Work to complete | Extract each line of the material that follows exactly and omit its pictures.

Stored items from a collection

________________

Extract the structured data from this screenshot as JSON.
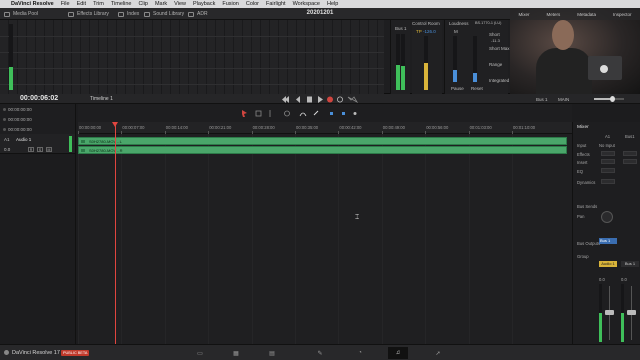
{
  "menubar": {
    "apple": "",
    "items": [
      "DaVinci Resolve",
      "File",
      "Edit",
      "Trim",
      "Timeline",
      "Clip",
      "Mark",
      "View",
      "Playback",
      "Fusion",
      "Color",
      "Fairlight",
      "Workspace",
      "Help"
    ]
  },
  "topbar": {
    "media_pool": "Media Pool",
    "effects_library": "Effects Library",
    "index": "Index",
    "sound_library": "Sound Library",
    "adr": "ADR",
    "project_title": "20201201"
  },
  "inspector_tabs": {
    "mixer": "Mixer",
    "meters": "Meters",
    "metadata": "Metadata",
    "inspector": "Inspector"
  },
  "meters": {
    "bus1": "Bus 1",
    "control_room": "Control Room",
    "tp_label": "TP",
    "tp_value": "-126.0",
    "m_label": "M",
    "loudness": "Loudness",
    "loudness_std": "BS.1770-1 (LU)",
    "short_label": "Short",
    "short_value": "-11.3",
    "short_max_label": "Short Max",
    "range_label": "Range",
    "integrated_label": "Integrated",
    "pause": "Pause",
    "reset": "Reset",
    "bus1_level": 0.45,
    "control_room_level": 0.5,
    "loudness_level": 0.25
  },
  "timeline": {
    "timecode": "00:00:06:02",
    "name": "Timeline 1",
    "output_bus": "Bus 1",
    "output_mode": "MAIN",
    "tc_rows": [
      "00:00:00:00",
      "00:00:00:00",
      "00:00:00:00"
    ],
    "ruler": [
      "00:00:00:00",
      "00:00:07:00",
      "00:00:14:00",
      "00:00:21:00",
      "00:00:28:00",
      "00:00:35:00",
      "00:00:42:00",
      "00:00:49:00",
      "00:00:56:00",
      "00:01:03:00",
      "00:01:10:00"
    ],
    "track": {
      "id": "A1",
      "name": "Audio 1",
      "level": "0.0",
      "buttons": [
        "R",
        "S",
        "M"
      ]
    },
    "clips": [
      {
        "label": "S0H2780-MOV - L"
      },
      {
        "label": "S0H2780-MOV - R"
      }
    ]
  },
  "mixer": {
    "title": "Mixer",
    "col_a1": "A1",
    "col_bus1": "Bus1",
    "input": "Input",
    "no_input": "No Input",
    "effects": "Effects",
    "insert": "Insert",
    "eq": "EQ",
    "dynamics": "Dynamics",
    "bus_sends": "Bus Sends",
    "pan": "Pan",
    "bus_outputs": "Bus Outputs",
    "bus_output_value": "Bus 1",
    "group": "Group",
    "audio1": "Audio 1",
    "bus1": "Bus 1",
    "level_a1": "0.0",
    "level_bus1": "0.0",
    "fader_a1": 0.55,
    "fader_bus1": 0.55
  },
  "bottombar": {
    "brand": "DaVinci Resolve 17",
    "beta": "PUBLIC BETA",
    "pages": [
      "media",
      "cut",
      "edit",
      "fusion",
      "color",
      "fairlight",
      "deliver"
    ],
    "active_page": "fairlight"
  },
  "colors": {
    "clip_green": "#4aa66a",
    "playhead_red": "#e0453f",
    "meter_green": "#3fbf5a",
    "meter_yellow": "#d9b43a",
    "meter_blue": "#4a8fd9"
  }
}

________________

Result of this task |
Extract the structured data from this screenshot as JSON.
{
  "menubar": {
    "apple": "",
    "items": [
      "DaVinci Resolve",
      "File",
      "Edit",
      "Trim",
      "Timeline",
      "Clip",
      "Mark",
      "View",
      "Playback",
      "Fusion",
      "Color",
      "Fairlight",
      "Workspace",
      "Help"
    ]
  },
  "topbar": {
    "media_pool": "Media Pool",
    "effects_library": "Effects Library",
    "index": "Index",
    "sound_library": "Sound Library",
    "adr": "ADR",
    "project_title": "20201201"
  },
  "inspector_tabs": {
    "mixer": "Mixer",
    "meters": "Meters",
    "metadata": "Metadata",
    "inspector": "Inspector"
  },
  "meters": {
    "bus1": "Bus 1",
    "control_room": "Control Room",
    "tp_label": "TP",
    "tp_value": "-126.0",
    "m_label": "M",
    "loudness": "Loudness",
    "loudness_std": "BS.1770-1 (LU)",
    "short_label": "Short",
    "short_value": "-11.3",
    "short_max_label": "Short Max",
    "range_label": "Range",
    "integrated_label": "Integrated",
    "pause": "Pause",
    "reset": "Reset",
    "bus1_level": 0.45,
    "control_room_level": 0.5,
    "loudness_level": 0.25
  },
  "timeline": {
    "timecode": "00:00:06:02",
    "name": "Timeline 1",
    "output_bus": "Bus 1",
    "output_mode": "MAIN",
    "tc_rows": [
      "00:00:00:00",
      "00:00:00:00",
      "00:00:00:00"
    ],
    "ruler": [
      "00:00:00:00",
      "00:00:07:00",
      "00:00:14:00",
      "00:00:21:00",
      "00:00:28:00",
      "00:00:35:00",
      "00:00:42:00",
      "00:00:49:00",
      "00:00:56:00",
      "00:01:03:00",
      "00:01:10:00"
    ],
    "track": {
      "id": "A1",
      "name": "Audio 1",
      "level": "0.0",
      "buttons": [
        "R",
        "S",
        "M"
      ]
    },
    "clips": [
      {
        "label": "S0H2780-MOV - L"
      },
      {
        "label": "S0H2780-MOV - R"
      }
    ]
  },
  "mixer": {
    "title": "Mixer",
    "col_a1": "A1",
    "col_bus1": "Bus1",
    "input": "Input",
    "no_input": "No Input",
    "effects": "Effects",
    "insert": "Insert",
    "eq": "EQ",
    "dynamics": "Dynamics",
    "bus_sends": "Bus Sends",
    "pan": "Pan",
    "bus_outputs": "Bus Outputs",
    "bus_output_value": "Bus 1",
    "group": "Group",
    "audio1": "Audio 1",
    "bus1": "Bus 1",
    "level_a1": "0.0",
    "level_bus1": "0.0",
    "fader_a1": 0.55,
    "fader_bus1": 0.55
  },
  "bottombar": {
    "brand": "DaVinci Resolve 17",
    "beta": "PUBLIC BETA",
    "pages": [
      "media",
      "cut",
      "edit",
      "fusion",
      "color",
      "fairlight",
      "deliver"
    ],
    "active_page": "fairlight"
  },
  "colors": {
    "clip_green": "#4aa66a",
    "playhead_red": "#e0453f",
    "meter_green": "#3fbf5a",
    "meter_yellow": "#d9b43a",
    "meter_blue": "#4a8fd9"
  }
}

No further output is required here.